— start of Record set —

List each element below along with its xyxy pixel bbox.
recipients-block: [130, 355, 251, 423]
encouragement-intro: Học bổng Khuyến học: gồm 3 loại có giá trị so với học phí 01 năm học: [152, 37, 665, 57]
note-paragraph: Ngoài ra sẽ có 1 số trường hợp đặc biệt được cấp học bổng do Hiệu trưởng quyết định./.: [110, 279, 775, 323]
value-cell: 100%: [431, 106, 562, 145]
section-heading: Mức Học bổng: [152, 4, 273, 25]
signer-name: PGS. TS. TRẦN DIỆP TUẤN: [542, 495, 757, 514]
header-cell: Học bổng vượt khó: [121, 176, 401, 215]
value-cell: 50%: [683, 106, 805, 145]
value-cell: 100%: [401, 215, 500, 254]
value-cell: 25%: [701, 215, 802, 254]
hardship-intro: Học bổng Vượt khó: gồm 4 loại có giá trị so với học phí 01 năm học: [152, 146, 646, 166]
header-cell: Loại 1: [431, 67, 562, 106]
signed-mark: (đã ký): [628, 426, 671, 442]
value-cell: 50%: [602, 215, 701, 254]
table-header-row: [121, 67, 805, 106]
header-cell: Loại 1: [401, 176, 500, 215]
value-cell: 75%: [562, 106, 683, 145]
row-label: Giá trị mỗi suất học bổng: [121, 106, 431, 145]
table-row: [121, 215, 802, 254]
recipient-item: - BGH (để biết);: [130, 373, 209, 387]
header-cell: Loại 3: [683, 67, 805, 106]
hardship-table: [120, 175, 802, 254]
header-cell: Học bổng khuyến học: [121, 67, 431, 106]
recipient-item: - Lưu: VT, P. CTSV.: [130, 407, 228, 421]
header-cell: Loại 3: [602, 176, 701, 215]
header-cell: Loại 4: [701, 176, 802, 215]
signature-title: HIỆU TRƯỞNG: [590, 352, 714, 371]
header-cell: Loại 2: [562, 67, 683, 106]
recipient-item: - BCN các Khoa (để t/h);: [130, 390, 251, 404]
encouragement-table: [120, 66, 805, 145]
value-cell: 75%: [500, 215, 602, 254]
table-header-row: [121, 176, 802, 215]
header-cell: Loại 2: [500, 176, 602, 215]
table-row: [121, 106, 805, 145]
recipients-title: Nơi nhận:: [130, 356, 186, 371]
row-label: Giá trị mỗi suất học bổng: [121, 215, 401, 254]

— end of Record set —

— Set task —
Please transcribe the entries above, starting with the first line and ending with the line that contains "table-row: [121, 106, 805, 145]", with both of those lines included.

— Output for this exercise —
List each element below along with its xyxy pixel bbox.
recipients-block: [130, 355, 251, 423]
encouragement-intro: Học bổng Khuyến học: gồm 3 loại có giá trị so với học phí 01 năm học: [152, 37, 665, 57]
note-paragraph: Ngoài ra sẽ có 1 số trường hợp đặc biệt được cấp học bổng do Hiệu trưởng quyết định./.: [110, 279, 775, 323]
value-cell: 100%: [431, 106, 562, 145]
section-heading: Mức Học bổng: [152, 4, 273, 25]
signer-name: PGS. TS. TRẦN DIỆP TUẤN: [542, 495, 757, 514]
header-cell: Học bổng vượt khó: [121, 176, 401, 215]
value-cell: 50%: [683, 106, 805, 145]
value-cell: 100%: [401, 215, 500, 254]
value-cell: 25%: [701, 215, 802, 254]
hardship-intro: Học bổng Vượt khó: gồm 4 loại có giá trị so với học phí 01 năm học: [152, 146, 646, 166]
header-cell: Loại 1: [431, 67, 562, 106]
signed-mark: (đã ký): [628, 426, 671, 442]
value-cell: 50%: [602, 215, 701, 254]
table-header-row: [121, 67, 805, 106]
header-cell: Loại 1: [401, 176, 500, 215]
value-cell: 75%: [562, 106, 683, 145]
row-label: Giá trị mỗi suất học bổng: [121, 106, 431, 145]
table-row: [121, 215, 802, 254]
recipient-item: - BGH (để biết);: [130, 373, 209, 387]
header-cell: Loại 3: [683, 67, 805, 106]
hardship-table: [120, 175, 802, 254]
header-cell: Học bổng khuyến học: [121, 67, 431, 106]
recipient-item: - Lưu: VT, P. CTSV.: [130, 407, 228, 421]
header-cell: Loại 3: [602, 176, 701, 215]
header-cell: Loại 4: [701, 176, 802, 215]
signature-title: HIỆU TRƯỞNG: [590, 352, 714, 371]
header-cell: Loại 2: [562, 67, 683, 106]
recipient-item: - BCN các Khoa (để t/h);: [130, 390, 251, 404]
encouragement-table: [120, 66, 805, 145]
value-cell: 75%: [500, 215, 602, 254]
table-header-row: [121, 176, 802, 215]
header-cell: Loại 2: [500, 176, 602, 215]
table-row: [121, 106, 805, 145]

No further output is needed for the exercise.